• Text to read:
┄┄┄┄┄┄
It’s certainly been a while since v0.0.4 was posted and confession, nothing really changed for most of it. By contrast in the last month or two, four releases have been pushed in quick succession. We’re now at v0.0.8 and shucks howdy have things come on.
v0.0.5 – This is the cleanest house ever.
There have been …three complete “code cleanup” merges since v0.0.4? The agent (now called robin
) has become a semi-separate library instanced from combadged
, a lot of things have been renamed, refactored and generally tidied up. The code is a lot more readable than it was, quite literally.
There’s still more to come on that, but where the code is now now is a pretty good place to build from. Which leads on to functional changes.
Most of those were not in this release. In some ways this was a step back – v0.0.5 did have simultaneous agent handling for multiple badges, but it didn’t (and as of v0.0.8 still doesn’t) support bidirectional RDP. That’s actually one of the official blockers for v0.1.0, what will officially be Spindoctor’s first semi-major release. However, it’s certainly easier to test the project now, without needing to launch multiple parallel scripts independently of each other.
v0.0.7 – Log in, Log out, Shake it all about.
┄┄┄┄┄┄
• Extracted material:
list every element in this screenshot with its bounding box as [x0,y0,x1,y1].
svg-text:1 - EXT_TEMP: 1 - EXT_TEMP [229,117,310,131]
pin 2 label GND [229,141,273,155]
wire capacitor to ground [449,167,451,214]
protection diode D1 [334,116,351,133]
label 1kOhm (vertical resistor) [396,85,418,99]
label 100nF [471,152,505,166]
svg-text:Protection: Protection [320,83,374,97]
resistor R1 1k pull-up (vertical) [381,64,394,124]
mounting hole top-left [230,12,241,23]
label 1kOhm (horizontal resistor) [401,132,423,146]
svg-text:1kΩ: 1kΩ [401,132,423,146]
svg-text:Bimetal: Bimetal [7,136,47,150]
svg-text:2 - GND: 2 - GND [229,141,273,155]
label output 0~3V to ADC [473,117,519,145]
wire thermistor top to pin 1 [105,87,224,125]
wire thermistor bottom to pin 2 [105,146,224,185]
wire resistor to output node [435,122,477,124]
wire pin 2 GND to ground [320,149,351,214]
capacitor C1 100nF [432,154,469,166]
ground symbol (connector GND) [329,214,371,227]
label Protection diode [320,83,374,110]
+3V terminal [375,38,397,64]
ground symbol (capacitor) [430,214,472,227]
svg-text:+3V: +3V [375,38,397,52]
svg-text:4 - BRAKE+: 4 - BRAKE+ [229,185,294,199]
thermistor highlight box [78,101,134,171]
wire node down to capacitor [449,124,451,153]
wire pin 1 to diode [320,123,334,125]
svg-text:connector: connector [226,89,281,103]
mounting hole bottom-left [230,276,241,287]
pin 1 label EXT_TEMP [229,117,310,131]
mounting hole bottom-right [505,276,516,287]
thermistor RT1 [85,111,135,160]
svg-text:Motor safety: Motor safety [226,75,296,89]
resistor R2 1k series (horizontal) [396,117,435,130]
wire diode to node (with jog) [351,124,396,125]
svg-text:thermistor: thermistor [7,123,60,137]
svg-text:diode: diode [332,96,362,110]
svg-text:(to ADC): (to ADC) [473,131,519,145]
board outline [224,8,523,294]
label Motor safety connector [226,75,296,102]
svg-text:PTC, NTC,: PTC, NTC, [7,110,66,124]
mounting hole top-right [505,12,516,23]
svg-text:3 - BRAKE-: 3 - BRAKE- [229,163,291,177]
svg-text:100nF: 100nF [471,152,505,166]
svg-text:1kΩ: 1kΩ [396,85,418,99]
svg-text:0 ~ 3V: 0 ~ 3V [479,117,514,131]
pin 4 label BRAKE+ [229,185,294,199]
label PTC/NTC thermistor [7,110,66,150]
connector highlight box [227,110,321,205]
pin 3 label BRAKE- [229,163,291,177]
┄┄┄┄┄┄
• Problems to solve:
(a) In the post about Spindoctor releases, which missing feature is named as one of the official blockers for v0.1.0?
(b) Write the next part of the post about Spindoctor releases, picking up right after its final line.

• Answers to the exercises:
(a) Support for bidirectional RDP.

(b)
The major change of v0.0.6 was a simple REST api in combadged
that allowed you to change the currently logged-in user. Then v0.0.7 hit the repo, and the ability to log out a badge joined it’s sibling. That means that you can get your name onto an idle badge, as well as push the badge into the less power hungry (due to slower pings) “LOGGED OUT” state. Bonus, it turns out if a B2000 badge is in the dock when it’s logged out: it will shut down entirely. Given the energy crisis facing the world in 2022/23, that’s probably no bad thing.
v0.0.8 – This is now a Combadge server.
Please forgive my first person prose here. I started playing with my first eBay B1000A in about 2009. I moved onto B2000 badges around 2012, when I finally couldn’t justify running an AP in 802.11B mode anymore. The first time I was able to communicate with any of the badges was in May 2021, where after a feverish three-day coding sprint with a stack of packet captures, finally, between badge and server – I was able to respond to the initial ping. It was a long 12 years. Now, 18 months later – anyone can download Spindoctor on Github, and if you manage to configure a pair of badges using the on-board menus, and have the right open network – you can make a call between them.
As of right now, it’s a bit of a pathetic process – once the badges have registered on the Spindoctor server, you can use the web API to trigger a call between them – and hang up with the buttons when you’re done. You can’t trigger them with speech recognition (the agent transcribes, badly – and nothing else). The displays don’t change to reflect the call state (there is code for that, but it’s not been used in the call process). Hanging up one badge doesn’t hang up the other, it sits there with it’s RTP port open, dumping audio packets onto the network that will never be heard. And it’s honestly a little unstable, while my all-B2000 test lab works, my mixed B3000/B3000N lab drops calls quite eagerly. Whether that’s the badges or the wifi in that room is yet to be determined.
Looking ahead to v0.1.0
It’s an exciting point to reach after 13 years, but there’s also a lot more to do. There’s a few specific tasks in the short term, and some bigger long term goals.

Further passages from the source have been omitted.